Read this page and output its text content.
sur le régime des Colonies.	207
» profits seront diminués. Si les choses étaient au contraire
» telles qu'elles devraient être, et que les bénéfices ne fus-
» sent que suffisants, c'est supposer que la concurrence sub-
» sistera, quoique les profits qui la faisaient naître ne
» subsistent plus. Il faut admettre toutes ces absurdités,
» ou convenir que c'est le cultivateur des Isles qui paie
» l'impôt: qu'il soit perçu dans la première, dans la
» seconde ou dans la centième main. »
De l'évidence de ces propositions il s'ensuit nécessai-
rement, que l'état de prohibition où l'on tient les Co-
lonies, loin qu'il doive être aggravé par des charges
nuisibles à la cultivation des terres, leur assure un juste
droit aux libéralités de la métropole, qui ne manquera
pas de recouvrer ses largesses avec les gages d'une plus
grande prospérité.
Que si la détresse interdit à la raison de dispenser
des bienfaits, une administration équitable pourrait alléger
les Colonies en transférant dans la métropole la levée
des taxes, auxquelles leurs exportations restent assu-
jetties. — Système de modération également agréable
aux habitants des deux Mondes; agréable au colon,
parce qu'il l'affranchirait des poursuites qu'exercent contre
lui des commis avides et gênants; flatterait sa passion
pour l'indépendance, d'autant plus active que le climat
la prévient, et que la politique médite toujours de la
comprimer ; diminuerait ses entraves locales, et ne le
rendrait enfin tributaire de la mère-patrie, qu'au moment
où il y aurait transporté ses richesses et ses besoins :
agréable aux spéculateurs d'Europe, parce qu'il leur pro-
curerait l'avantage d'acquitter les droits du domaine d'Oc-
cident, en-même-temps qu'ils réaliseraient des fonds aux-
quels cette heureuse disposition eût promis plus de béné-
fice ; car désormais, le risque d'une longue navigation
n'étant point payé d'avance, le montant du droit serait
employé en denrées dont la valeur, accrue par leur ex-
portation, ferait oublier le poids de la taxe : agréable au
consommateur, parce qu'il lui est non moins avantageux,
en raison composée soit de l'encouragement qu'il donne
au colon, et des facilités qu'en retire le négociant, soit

---

> [WORK INSTRUCTIONS] Reproduce each line of the material above precisely.

> [EXERCISE OUTPUT]
Read this page and output its text content.
sur le régime des Colonies.	207
» profits seront diminués. Si les choses étaient au contraire
» telles qu'elles devraient être, et que les bénéfices ne fus-
» sent que suffisants, c'est supposer que la concurrence sub-
» sistera, quoique les profits qui la faisaient naître ne
» subsistent plus. Il faut admettre toutes ces absurdités,
» ou convenir que c'est le cultivateur des Isles qui paie
» l'impôt: qu'il soit perçu dans la première, dans la
» seconde ou dans la centième main. »
De l'évidence de ces propositions il s'ensuit nécessai-
rement, que l'état de prohibition où l'on tient les Co-
lonies, loin qu'il doive être aggravé par des charges
nuisibles à la cultivation des terres, leur assure un juste
droit aux libéralités de la métropole, qui ne manquera
pas de recouvrer ses largesses avec les gages d'une plus
grande prospérité.
Que si la détresse interdit à la raison de dispenser
des bienfaits, une administration équitable pourrait alléger
les Colonies en transférant dans la métropole la levée
des taxes, auxquelles leurs exportations restent assu-
jetties. — Système de modération également agréable
aux habitants des deux Mondes; agréable au colon,
parce qu'il l'affranchirait des poursuites qu'exercent contre
lui des commis avides et gênants; flatterait sa passion
pour l'indépendance, d'autant plus active que le climat
la prévient, et que la politique médite toujours de la
comprimer ; diminuerait ses entraves locales, et ne le
rendrait enfin tributaire de la mère-patrie, qu'au moment
où il y aurait transporté ses richesses et ses besoins :
agréable aux spéculateurs d'Europe, parce qu'il leur pro-
curerait l'avantage d'acquitter les droits du domaine d'Oc-
cident, en-même-temps qu'ils réaliseraient des fonds aux-
quels cette heureuse disposition eût promis plus de béné-
fice ; car désormais, le risque d'une longue navigation
n'étant point payé d'avance, le montant du droit serait
employé en denrées dont la valeur, accrue par leur ex-
portation, ferait oublier le poids de la taxe : agréable au
consommateur, parce qu'il lui est non moins avantageux,
en raison composée soit de l'encouragement qu'il donne
au colon, et des facilités qu'en retire le négociant, soit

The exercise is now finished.